[TASK DETAILS]:
Gather all lines from the material that contain the word "this".

[DATASET CONTENT]:

*****

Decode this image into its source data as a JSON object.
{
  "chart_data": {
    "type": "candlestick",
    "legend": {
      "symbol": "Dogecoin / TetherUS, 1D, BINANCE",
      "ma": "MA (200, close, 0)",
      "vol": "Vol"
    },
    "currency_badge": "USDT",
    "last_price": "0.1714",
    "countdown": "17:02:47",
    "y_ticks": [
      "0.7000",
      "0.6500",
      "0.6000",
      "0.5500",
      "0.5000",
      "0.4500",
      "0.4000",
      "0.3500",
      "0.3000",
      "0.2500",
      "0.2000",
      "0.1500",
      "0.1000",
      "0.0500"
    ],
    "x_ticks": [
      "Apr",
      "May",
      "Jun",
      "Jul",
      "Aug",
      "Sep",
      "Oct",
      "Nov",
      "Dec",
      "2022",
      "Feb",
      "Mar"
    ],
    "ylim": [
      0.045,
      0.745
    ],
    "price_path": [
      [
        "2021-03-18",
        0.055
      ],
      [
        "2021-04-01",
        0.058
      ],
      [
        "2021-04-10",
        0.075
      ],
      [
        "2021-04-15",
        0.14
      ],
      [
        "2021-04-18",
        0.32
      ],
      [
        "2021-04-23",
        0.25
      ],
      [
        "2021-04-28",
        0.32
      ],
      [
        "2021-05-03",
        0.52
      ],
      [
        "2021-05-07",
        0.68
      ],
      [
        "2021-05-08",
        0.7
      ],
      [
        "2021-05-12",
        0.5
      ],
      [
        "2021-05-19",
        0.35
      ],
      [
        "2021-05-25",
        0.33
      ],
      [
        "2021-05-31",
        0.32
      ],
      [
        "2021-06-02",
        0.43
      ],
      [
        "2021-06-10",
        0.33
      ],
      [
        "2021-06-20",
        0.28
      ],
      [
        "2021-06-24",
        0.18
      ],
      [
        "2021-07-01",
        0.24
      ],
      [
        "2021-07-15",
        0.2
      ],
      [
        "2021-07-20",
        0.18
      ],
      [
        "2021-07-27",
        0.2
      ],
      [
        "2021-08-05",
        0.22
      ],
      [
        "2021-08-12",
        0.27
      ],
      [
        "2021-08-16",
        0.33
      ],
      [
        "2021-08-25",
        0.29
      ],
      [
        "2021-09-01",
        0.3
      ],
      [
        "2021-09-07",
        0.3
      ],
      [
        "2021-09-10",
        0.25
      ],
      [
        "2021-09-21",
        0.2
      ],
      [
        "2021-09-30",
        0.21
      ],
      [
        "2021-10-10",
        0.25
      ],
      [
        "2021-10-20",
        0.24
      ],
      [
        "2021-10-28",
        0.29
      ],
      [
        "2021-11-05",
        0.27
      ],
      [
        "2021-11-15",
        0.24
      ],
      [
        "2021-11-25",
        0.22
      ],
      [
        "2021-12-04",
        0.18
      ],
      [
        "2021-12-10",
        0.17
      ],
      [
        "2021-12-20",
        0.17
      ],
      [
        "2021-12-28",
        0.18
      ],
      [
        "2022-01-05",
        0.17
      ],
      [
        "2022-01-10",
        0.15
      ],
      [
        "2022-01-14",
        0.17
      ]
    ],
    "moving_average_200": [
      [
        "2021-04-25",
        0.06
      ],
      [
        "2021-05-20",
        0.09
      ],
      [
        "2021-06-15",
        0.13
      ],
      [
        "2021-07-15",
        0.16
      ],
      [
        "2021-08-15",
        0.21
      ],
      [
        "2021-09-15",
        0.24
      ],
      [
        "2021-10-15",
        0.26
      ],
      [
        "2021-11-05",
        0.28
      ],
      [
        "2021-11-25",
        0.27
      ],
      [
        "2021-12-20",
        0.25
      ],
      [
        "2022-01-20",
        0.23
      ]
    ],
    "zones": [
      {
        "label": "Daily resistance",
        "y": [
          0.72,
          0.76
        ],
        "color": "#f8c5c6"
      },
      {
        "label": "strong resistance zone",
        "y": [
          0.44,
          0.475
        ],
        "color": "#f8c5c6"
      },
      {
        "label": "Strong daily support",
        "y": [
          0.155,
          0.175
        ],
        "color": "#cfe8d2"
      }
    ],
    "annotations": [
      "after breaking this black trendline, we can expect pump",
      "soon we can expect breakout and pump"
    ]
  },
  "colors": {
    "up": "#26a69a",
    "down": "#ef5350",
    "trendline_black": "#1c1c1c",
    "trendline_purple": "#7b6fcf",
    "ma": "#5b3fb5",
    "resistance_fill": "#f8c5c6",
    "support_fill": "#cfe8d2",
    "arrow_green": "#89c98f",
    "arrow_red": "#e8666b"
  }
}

*****

[REPLY TO THE TASK]:
Decode this image into its source data as a JSON object.
      "after breaking this black trendline, we can expect pump",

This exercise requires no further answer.